----- LISTING

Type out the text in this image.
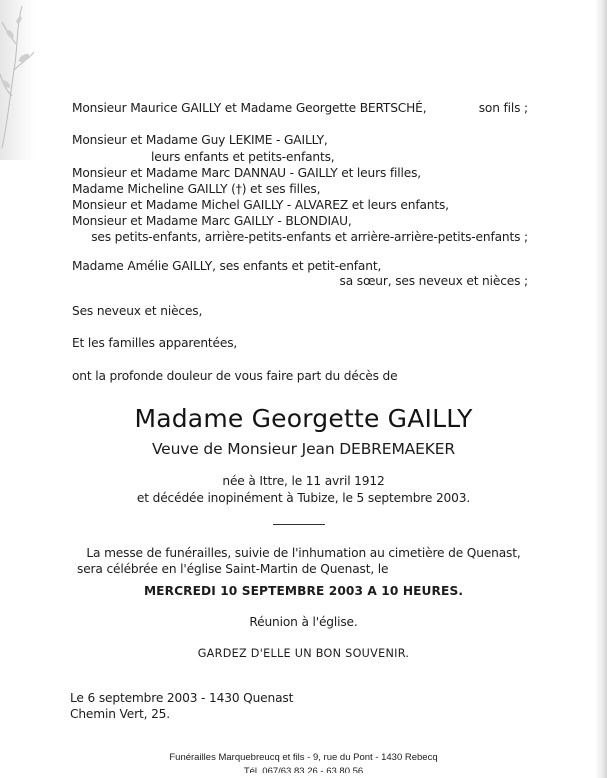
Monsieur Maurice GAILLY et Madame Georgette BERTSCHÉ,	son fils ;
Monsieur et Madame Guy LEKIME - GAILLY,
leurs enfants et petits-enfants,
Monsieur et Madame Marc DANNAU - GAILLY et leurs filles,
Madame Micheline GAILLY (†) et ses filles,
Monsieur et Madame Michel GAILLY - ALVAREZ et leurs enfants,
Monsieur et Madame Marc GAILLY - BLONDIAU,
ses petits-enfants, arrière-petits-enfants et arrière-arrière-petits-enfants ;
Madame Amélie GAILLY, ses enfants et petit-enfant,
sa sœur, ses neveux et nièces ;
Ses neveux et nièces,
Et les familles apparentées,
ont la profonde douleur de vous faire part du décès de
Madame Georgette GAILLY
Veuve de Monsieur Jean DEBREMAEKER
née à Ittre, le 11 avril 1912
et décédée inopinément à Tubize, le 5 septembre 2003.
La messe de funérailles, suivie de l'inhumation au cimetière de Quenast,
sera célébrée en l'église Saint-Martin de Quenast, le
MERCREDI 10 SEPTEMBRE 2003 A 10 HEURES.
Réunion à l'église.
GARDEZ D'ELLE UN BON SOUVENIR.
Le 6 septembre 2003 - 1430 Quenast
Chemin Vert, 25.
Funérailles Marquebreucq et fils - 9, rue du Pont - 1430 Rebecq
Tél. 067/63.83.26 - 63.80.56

----------

Return the whole listing, word for word, and leave out every picture.

EXPECTED OUTPUT
Type out the text in this image.
Monsieur Maurice GAILLY et Madame Georgette BERTSCHÉ,	son fils ;
Monsieur et Madame Guy LEKIME - GAILLY,
leurs enfants et petits-enfants,
Monsieur et Madame Marc DANNAU - GAILLY et leurs filles,
Madame Micheline GAILLY (†) et ses filles,
Monsieur et Madame Michel GAILLY - ALVAREZ et leurs enfants,
Monsieur et Madame Marc GAILLY - BLONDIAU,
ses petits-enfants, arrière-petits-enfants et arrière-arrière-petits-enfants ;
Madame Amélie GAILLY, ses enfants et petit-enfant,
sa sœur, ses neveux et nièces ;
Ses neveux et nièces,
Et les familles apparentées,
ont la profonde douleur de vous faire part du décès de
Madame Georgette GAILLY
Veuve de Monsieur Jean DEBREMAEKER
née à Ittre, le 11 avril 1912
et décédée inopinément à Tubize, le 5 septembre 2003.
La messe de funérailles, suivie de l'inhumation au cimetière de Quenast,
sera célébrée en l'église Saint-Martin de Quenast, le
MERCREDI 10 SEPTEMBRE 2003 A 10 HEURES.
Réunion à l'église.
GARDEZ D'ELLE UN BON SOUVENIR.
Le 6 septembre 2003 - 1430 Quenast
Chemin Vert, 25.
Funérailles Marquebreucq et fils - 9, rue du Pont - 1430 Rebecq
Tél. 067/63.83.26 - 63.80.56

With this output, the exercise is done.